## START DATA FOR PROCESSING
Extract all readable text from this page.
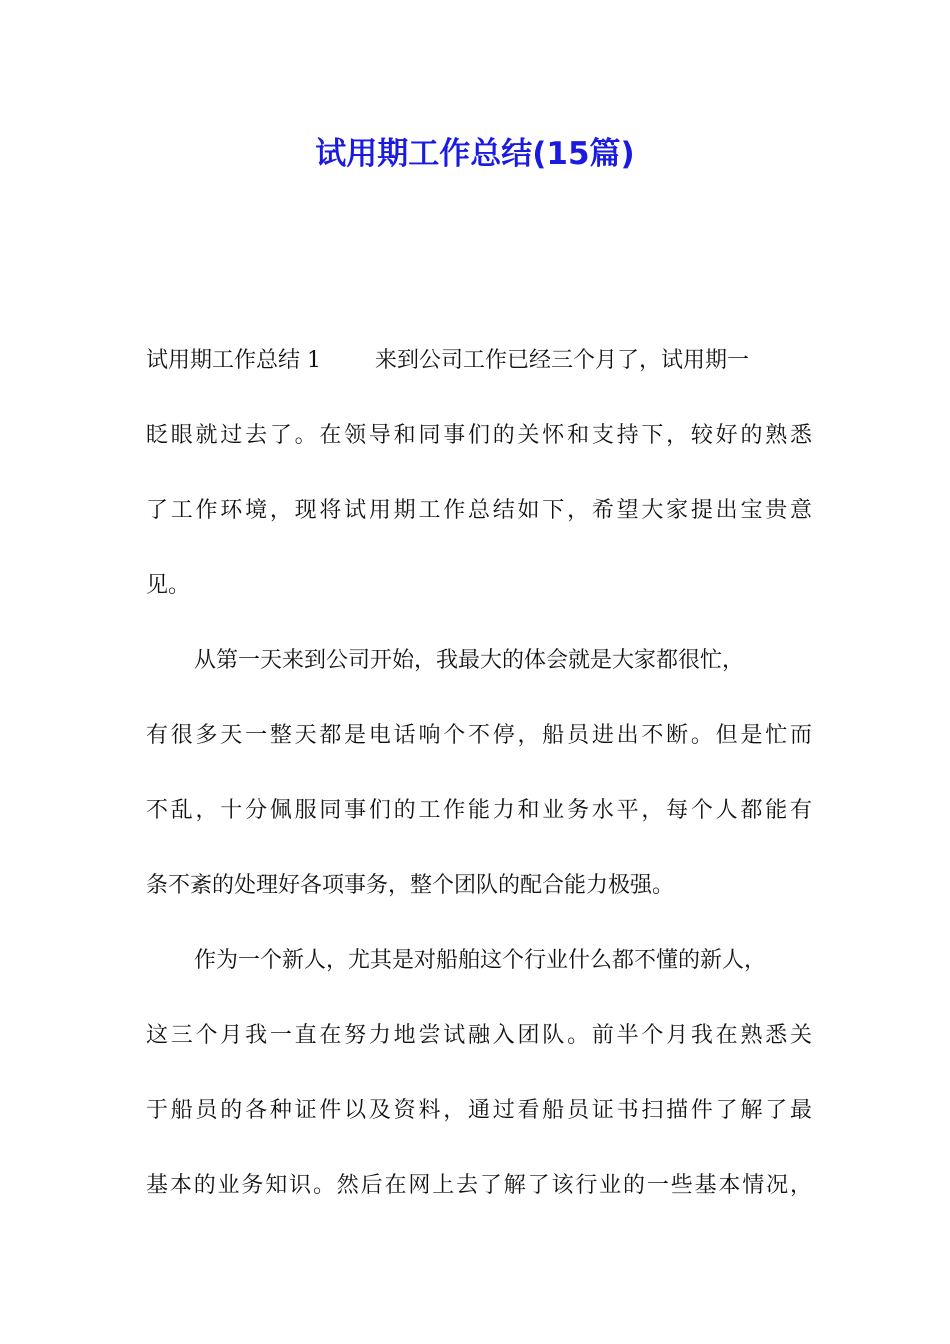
试用期工作总结(15篇)
试用期工作总结 1 来到公司工作已经三个月了，试用期一
眨眼就过去了。在领导和同事们的关怀和支持下，较好的熟悉
了工作环境，现将试用期工作总结如下，希望大家提出宝贵意
见。
从第一天来到公司开始，我最大的体会就是大家都很忙，
有很多天一整天都是电话响个不停，船员进出不断。但是忙而
不乱，十分佩服同事们的工作能力和业务水平，每个人都能有
条不紊的处理好各项事务，整个团队的配合能力极强。
作为一个新人，尤其是对船舶这个行业什么都不懂的新人，
这三个月我一直在努力地尝试融入团队。前半个月我在熟悉关
于船员的各种证件以及资料，通过看船员证书扫描件了解了最
基本的业务知识。然后在网上去了解了该行业的一些基本情况，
## END DATA FOR PROCESSING
DESCRIPTION OF THE TASK: Copy the material above in full and exactly, skipping pictures.

FINAL RESULT:
Extract all readable text from this page.
试用期工作总结(15篇)
试用期工作总结 1 来到公司工作已经三个月了，试用期一
眨眼就过去了。在领导和同事们的关怀和支持下，较好的熟悉
了工作环境，现将试用期工作总结如下，希望大家提出宝贵意
见。
从第一天来到公司开始，我最大的体会就是大家都很忙，
有很多天一整天都是电话响个不停，船员进出不断。但是忙而
不乱，十分佩服同事们的工作能力和业务水平，每个人都能有
条不紊的处理好各项事务，整个团队的配合能力极强。
作为一个新人，尤其是对船舶这个行业什么都不懂的新人，
这三个月我一直在努力地尝试融入团队。前半个月我在熟悉关
于船员的各种证件以及资料，通过看船员证书扫描件了解了最
基本的业务知识。然后在网上去了解了该行业的一些基本情况，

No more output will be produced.